Given instruction | Tally up the lines that include "this" and state that number by itself.

Data extract |
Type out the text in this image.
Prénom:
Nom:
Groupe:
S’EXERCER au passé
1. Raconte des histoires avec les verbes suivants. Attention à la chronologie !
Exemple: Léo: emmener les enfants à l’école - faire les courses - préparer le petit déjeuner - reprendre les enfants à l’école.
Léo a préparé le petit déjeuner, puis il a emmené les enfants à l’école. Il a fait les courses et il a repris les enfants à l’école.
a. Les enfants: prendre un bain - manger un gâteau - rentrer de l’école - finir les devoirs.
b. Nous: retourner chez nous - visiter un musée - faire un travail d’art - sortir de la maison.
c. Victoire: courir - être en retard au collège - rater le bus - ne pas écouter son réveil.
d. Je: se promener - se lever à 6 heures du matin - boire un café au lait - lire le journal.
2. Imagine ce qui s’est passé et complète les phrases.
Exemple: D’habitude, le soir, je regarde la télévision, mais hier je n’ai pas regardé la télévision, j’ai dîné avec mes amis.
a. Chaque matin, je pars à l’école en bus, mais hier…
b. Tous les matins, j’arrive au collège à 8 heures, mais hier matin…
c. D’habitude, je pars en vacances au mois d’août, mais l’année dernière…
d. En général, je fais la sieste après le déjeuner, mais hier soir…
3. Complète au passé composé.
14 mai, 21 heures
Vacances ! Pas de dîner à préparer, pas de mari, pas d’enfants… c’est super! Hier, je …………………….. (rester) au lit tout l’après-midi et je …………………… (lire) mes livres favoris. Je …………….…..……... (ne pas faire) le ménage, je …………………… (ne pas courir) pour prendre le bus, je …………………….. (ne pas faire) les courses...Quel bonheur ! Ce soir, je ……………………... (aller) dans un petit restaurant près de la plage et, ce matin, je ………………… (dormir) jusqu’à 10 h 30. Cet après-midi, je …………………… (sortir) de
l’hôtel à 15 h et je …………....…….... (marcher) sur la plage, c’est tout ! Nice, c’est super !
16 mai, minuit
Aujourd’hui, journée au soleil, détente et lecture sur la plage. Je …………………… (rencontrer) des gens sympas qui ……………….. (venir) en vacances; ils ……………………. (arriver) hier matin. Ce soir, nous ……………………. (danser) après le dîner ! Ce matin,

...

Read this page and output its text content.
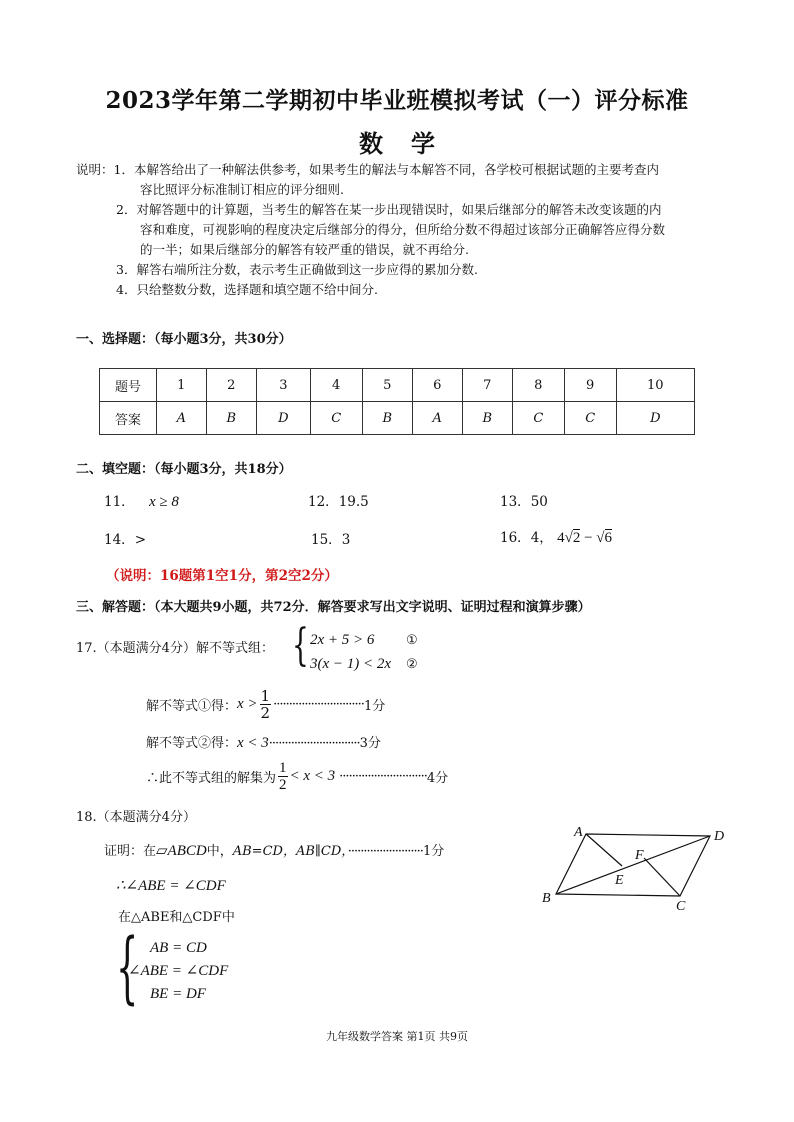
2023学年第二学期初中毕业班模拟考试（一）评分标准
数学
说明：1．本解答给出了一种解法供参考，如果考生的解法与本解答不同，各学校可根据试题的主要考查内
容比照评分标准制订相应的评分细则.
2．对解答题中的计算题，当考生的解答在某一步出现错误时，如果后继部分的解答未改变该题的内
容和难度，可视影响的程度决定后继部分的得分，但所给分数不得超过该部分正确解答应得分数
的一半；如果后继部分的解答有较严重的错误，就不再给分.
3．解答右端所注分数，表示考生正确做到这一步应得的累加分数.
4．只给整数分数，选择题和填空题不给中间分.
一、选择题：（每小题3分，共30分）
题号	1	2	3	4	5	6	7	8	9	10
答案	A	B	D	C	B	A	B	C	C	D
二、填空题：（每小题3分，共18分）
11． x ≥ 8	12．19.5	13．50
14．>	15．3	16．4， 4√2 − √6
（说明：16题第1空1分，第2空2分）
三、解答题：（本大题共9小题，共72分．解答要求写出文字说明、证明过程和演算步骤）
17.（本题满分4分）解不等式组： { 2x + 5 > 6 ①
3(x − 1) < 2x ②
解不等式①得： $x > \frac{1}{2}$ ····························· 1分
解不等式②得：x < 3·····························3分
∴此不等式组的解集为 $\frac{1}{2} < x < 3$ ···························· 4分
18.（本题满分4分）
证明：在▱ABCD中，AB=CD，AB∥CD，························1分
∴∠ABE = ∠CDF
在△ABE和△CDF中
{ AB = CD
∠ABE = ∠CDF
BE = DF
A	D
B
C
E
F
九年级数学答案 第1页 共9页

Correct result | 2